**YOUR TASKS**
1. Summarize the excerpt on the Brooklyn triple cantilever in two sentences.
2. List every line of the records that contains the string "Item", matching case.

**EXCERPTED TEXT**
══════════
But the structure was designed for far less traffic than the 130,000 cars and trucks that cross it every day.

It’s now exceeded its lifespan, and decades of increasingly heavy trucks have caused the concrete to weaken.

Hundreds of steel mesh sheets keep crumbling concrete from falling on drivers below.

City officials declared in 2016 that this decrepit cantilever needed to be completely overhauled. It hasn’t happened.

The triple cantilever runs along the edge of Brooklyn Heights, a wealthy and politically connected neighborhood. It stands as a symbol of resistance to Robert Moses, the power broker who rammed highways through communities.

When Mr. Moses tried that approach here in the 1940s, Brooklyn Heights residents pushed back, and Mr. Moses rerouted the Brooklyn-Queens Expressway around them.

At the top sits the Brooklyn Heights Promenade, a cherished landmark with skyline views where generations of New Yorkers have come for their first date.

Below, two levels of traffic jut out like drawers pulled from a dresser. The highway is the main artery between Brooklyn and Queens, and it is part of Interstate 278, the only road that connects New York’s five boroughs.

The cantilever, which opened in 1954, was designed to be used for 50 years. The risks only go up as it continues to deteriorate year after year, even as its life span has been extended with interim measures. While city officials and transportation engineers say imminent collapse is not a threat, other catastrophes could still strike, like concrete falling off and hitting vehicles.
══════════
**RECORD LIST**
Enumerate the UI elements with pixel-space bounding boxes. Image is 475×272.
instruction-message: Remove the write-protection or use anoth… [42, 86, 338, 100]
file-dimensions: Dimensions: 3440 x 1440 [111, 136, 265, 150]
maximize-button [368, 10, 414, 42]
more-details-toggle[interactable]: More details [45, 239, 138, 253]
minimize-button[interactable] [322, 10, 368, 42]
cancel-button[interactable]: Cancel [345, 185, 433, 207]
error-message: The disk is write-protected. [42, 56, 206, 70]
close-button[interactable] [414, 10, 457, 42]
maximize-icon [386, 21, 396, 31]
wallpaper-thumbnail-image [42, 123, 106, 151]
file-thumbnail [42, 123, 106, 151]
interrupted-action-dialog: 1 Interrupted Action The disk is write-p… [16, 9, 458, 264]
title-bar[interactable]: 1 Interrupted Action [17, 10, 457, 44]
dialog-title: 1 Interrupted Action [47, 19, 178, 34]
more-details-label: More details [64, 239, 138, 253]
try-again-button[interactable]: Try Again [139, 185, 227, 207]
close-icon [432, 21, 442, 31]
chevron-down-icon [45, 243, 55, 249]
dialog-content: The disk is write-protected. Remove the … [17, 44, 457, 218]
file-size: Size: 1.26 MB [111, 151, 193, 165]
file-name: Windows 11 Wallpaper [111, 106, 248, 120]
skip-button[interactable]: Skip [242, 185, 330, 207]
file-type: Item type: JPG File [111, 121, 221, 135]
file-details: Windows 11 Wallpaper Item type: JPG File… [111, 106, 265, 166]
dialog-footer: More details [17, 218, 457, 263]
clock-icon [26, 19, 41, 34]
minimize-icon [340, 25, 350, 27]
══════════
**WRITTEN RESPONSES**
1. The triple cantilever carrying the Brooklyn-Queens Expressway opened in 1954 and was designed for 50 years, but it now carries 130,000 cars and trucks a day, has exceeded its lifespan, and relies on steel mesh sheets to keep crumbling concrete from falling on drivers. City officials declared in 2016 that it needed a complete overhaul, which hasn't happened, and although imminent collapse is not considered a threat, dangers such as falling concrete hitting vehicles remain.

2.
file-type: Item type: JPG File [111, 121, 221, 135]
file-details: Windows 11 Wallpaper Item type: JPG File… [111, 106, 265, 166]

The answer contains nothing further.